> [JOB] Identify the lines holding "Wednesday" and copy them.
# # # # #
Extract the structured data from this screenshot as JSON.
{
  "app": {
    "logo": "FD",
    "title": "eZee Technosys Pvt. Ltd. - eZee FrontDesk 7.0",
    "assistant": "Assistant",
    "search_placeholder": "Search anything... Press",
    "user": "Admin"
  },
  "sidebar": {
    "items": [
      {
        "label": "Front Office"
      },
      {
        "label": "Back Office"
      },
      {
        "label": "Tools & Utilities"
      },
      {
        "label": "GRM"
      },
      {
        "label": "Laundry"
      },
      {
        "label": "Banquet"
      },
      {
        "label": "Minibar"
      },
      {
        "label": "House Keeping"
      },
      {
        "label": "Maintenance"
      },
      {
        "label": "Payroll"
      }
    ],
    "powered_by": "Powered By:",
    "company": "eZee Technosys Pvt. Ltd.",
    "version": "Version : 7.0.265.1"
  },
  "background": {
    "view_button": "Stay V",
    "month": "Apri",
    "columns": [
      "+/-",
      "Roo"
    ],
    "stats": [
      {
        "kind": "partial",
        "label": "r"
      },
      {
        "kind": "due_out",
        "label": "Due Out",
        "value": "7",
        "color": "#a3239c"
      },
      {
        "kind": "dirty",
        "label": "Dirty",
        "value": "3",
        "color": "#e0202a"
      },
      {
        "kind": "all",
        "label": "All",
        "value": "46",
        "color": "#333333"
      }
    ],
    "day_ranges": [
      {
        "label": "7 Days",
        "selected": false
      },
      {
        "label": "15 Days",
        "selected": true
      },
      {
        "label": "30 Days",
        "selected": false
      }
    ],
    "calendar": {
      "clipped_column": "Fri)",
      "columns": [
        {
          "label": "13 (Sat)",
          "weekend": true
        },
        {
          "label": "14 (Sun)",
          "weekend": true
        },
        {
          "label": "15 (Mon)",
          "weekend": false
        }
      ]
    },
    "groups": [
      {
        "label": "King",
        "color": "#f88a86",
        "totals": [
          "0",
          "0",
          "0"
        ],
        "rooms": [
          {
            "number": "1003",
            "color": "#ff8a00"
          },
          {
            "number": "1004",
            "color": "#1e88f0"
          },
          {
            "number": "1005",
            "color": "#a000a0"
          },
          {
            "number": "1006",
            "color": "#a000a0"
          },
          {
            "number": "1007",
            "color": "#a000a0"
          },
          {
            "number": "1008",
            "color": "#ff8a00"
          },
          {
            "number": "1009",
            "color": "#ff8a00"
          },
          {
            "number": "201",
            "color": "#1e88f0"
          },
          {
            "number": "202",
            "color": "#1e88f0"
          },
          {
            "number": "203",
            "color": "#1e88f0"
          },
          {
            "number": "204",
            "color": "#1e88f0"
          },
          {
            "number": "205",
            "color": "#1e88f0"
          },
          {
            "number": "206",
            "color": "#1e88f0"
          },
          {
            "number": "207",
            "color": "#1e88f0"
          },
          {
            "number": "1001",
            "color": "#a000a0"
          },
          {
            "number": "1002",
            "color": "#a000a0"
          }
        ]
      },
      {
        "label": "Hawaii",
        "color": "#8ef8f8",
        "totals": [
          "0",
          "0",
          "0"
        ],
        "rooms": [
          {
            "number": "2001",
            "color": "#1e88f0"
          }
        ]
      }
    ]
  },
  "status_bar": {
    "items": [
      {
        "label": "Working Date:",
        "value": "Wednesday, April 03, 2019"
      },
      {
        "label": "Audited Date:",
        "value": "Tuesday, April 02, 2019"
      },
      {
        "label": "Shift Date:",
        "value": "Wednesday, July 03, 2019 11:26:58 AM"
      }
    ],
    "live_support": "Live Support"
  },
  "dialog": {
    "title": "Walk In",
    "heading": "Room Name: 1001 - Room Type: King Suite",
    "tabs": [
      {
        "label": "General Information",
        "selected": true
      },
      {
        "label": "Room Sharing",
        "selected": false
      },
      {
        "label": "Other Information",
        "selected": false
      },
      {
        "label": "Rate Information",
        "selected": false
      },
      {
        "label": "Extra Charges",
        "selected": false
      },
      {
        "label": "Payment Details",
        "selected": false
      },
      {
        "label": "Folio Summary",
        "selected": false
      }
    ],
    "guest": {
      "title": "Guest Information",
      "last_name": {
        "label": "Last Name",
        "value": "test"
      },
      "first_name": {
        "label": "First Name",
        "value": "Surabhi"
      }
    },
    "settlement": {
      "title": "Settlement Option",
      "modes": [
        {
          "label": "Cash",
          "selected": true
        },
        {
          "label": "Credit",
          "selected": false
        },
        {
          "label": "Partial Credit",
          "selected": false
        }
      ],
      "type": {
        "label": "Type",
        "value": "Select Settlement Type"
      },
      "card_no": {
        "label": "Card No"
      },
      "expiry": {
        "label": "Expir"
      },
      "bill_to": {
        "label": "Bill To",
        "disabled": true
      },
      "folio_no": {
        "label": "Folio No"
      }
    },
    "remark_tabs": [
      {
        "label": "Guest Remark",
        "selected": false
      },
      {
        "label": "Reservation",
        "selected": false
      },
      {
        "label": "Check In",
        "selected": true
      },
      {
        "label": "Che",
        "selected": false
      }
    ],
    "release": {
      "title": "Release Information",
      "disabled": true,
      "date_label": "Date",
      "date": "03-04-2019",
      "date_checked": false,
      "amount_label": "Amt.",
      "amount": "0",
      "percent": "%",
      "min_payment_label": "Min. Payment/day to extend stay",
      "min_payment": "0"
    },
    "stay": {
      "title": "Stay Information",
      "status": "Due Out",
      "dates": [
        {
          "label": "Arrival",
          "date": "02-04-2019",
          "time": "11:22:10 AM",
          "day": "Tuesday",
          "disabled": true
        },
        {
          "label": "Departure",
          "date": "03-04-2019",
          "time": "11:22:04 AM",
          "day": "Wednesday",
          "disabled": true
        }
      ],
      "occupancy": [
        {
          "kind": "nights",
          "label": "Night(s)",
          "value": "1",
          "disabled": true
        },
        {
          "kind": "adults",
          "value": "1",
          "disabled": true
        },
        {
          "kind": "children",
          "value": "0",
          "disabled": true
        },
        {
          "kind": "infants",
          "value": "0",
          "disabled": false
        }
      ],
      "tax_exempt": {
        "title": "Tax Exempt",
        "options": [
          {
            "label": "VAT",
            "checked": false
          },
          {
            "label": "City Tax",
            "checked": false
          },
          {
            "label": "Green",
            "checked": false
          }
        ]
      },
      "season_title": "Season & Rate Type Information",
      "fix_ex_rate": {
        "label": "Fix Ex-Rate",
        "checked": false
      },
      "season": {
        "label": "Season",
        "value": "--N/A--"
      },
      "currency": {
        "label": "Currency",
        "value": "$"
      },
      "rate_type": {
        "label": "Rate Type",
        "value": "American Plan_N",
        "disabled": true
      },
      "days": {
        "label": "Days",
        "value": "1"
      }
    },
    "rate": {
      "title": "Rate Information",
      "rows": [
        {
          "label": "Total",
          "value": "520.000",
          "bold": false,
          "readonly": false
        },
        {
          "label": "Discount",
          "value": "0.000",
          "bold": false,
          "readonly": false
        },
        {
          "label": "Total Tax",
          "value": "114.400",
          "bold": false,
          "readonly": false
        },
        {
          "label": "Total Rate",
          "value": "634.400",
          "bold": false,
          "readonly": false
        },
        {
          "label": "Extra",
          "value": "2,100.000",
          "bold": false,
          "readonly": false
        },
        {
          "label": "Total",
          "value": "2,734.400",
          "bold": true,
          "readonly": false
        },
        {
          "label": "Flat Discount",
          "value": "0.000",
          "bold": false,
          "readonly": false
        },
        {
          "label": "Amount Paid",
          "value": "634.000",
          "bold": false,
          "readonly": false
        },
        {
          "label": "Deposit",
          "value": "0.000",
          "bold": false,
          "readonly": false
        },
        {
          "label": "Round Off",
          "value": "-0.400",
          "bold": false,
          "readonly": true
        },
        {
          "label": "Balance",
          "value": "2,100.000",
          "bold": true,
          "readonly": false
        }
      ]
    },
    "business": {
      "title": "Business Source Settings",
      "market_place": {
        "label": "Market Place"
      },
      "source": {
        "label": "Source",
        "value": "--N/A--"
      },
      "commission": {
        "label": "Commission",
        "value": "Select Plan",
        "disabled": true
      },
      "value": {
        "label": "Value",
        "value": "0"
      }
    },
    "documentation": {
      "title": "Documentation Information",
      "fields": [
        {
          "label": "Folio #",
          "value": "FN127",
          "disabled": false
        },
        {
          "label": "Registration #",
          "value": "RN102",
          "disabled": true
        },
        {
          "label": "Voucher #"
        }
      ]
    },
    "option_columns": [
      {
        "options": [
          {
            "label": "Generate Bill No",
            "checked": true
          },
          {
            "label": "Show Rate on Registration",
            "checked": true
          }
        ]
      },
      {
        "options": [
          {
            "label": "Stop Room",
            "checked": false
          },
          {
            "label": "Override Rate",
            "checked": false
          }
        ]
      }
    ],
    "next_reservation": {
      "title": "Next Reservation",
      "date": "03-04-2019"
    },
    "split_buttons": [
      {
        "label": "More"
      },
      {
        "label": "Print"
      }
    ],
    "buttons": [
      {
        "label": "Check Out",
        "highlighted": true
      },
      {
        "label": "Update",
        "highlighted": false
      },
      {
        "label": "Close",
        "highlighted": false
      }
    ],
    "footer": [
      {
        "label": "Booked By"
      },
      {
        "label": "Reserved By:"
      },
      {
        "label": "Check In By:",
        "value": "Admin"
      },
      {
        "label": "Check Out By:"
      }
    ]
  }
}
# # # # #
> [OUTPUT OF THE EXERCISE]
        "value": "Wednesday, April 03, 2019"
        "value": "Wednesday, July 03, 2019 11:26:58 AM"
          "day": "Wednesday",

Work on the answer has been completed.